Find the lines that hold "концентрация". Report only how many there are.
= = = = =
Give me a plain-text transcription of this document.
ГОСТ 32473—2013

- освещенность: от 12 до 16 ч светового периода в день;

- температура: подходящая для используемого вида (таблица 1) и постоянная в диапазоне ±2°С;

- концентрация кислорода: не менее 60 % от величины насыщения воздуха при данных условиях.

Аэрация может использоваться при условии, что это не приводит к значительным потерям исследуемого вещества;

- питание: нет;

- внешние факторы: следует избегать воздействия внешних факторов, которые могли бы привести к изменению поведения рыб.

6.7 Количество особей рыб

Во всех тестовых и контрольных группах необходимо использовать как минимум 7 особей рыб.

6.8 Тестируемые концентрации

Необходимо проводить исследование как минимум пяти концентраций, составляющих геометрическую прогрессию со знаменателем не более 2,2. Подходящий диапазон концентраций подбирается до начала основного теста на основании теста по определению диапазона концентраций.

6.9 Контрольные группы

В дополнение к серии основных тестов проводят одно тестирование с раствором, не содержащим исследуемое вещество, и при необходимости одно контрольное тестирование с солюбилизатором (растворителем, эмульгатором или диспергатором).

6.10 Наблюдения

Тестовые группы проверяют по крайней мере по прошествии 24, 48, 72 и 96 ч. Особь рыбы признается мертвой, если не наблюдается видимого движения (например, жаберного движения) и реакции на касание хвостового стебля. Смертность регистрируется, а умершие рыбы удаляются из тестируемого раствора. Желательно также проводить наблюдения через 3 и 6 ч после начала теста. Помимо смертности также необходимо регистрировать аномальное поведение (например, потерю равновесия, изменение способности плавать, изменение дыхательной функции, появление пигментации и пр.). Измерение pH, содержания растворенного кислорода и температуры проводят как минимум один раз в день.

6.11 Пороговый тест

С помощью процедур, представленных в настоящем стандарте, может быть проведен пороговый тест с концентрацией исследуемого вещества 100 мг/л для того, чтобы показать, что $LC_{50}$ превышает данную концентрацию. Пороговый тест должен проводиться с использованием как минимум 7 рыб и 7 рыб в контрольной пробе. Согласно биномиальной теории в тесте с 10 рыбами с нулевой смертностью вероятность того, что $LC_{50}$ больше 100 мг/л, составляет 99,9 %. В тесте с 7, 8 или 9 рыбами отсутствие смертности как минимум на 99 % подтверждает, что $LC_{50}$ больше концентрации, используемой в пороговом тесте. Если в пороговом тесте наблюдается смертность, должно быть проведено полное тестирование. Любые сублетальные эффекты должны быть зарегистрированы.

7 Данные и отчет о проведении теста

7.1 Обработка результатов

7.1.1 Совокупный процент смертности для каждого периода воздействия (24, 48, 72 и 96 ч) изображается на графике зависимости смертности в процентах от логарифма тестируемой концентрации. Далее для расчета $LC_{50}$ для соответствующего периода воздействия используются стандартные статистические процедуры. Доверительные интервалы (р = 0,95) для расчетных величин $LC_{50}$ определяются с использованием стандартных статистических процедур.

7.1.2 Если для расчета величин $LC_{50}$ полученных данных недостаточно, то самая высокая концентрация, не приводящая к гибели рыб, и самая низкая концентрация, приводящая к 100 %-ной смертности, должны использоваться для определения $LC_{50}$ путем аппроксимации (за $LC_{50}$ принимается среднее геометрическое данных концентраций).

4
= = = = =
Result below: 2